Given request —
Every line below that holds the string "name" should be copied out.
··· Exercise material ···
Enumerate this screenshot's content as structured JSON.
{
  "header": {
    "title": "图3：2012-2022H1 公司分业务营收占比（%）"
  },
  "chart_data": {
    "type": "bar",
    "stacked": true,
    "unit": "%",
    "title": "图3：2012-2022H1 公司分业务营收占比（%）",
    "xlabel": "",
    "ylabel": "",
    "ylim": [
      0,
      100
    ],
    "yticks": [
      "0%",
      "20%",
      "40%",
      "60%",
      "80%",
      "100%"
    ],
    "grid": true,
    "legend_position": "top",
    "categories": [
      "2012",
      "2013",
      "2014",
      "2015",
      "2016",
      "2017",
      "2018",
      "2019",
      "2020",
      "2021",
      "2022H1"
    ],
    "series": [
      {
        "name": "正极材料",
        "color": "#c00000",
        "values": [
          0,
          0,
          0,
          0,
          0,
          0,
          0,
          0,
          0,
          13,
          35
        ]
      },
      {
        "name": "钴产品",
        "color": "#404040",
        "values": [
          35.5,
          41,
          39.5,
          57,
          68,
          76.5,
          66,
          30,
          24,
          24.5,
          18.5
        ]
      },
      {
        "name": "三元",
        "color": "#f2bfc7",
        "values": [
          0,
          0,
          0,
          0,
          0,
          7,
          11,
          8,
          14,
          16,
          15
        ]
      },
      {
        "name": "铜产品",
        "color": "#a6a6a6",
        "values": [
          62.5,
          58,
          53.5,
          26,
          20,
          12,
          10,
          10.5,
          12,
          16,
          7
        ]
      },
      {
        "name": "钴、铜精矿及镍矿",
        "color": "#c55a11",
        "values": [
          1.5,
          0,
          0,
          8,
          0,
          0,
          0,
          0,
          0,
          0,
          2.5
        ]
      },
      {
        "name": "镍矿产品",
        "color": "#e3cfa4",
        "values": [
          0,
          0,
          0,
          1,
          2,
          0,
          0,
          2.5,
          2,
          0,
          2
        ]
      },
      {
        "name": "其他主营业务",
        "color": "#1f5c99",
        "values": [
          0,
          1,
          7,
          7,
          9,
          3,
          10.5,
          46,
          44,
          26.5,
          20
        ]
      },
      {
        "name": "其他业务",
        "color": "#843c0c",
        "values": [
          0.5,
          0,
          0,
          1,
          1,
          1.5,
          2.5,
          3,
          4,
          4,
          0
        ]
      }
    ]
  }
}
···
Worked solution —
        "name": "正极材料",
        "name": "钴产品",
        "name": "三元",
        "name": "铜产品",
        "name": "钴、铜精矿及镍矿",
        "name": "镍矿产品",
        "name": "其他主营业务",
        "name": "其他业务",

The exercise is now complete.